— BEGIN —
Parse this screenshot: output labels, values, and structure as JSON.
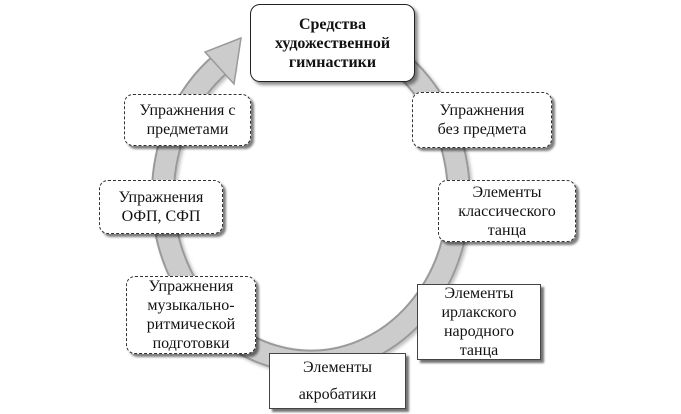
{
  "diagram": {
    "center": [
      "Средства",
      "художественной",
      "гимнастики"
    ],
    "nodes": [
      {
        "id": "no-apparatus",
        "lines": [
          "Упражнения",
          "без предмета"
        ]
      },
      {
        "id": "classical-dance",
        "lines": [
          "Элементы",
          "классического",
          "танца"
        ]
      },
      {
        "id": "folk-dance",
        "lines": [
          "Элементы",
          "ирлакского",
          "народного",
          "танца"
        ]
      },
      {
        "id": "acrobatics",
        "lines": [
          "Элементы",
          "акробатики"
        ]
      },
      {
        "id": "music-rhythm",
        "lines": [
          "Упражнения",
          "музыкально-",
          "ритмической",
          "подготовки"
        ]
      },
      {
        "id": "ofp-sfp",
        "lines": [
          "Упражнения",
          "ОФП, СФП"
        ]
      },
      {
        "id": "with-apparatus",
        "lines": [
          "Упражнения с",
          "предметами"
        ]
      }
    ],
    "colors": {
      "ring": "#cccccc",
      "ring_edge": "#9a9a9a",
      "text": "#111111",
      "border": "#333333"
    }
  }
}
— END —
* _SHORT TASK_:
Reproduce all entries exactly. Pictures do not belong in the copy.

* _SOLUTION TO THE PROBLEM_:
Parse this screenshot: output labels, values, and structure as JSON.
{
  "diagram": {
    "center": [
      "Средства",
      "художественной",
      "гимнастики"
    ],
    "nodes": [
      {
        "id": "no-apparatus",
        "lines": [
          "Упражнения",
          "без предмета"
        ]
      },
      {
        "id": "classical-dance",
        "lines": [
          "Элементы",
          "классического",
          "танца"
        ]
      },
      {
        "id": "folk-dance",
        "lines": [
          "Элементы",
          "ирлакского",
          "народного",
          "танца"
        ]
      },
      {
        "id": "acrobatics",
        "lines": [
          "Элементы",
          "акробатики"
        ]
      },
      {
        "id": "music-rhythm",
        "lines": [
          "Упражнения",
          "музыкально-",
          "ритмической",
          "подготовки"
        ]
      },
      {
        "id": "ofp-sfp",
        "lines": [
          "Упражнения",
          "ОФП, СФП"
        ]
      },
      {
        "id": "with-apparatus",
        "lines": [
          "Упражнения с",
          "предметами"
        ]
      }
    ],
    "colors": {
      "ring": "#cccccc",
      "ring_edge": "#9a9a9a",
      "text": "#111111",
      "border": "#333333"
    }
  }
}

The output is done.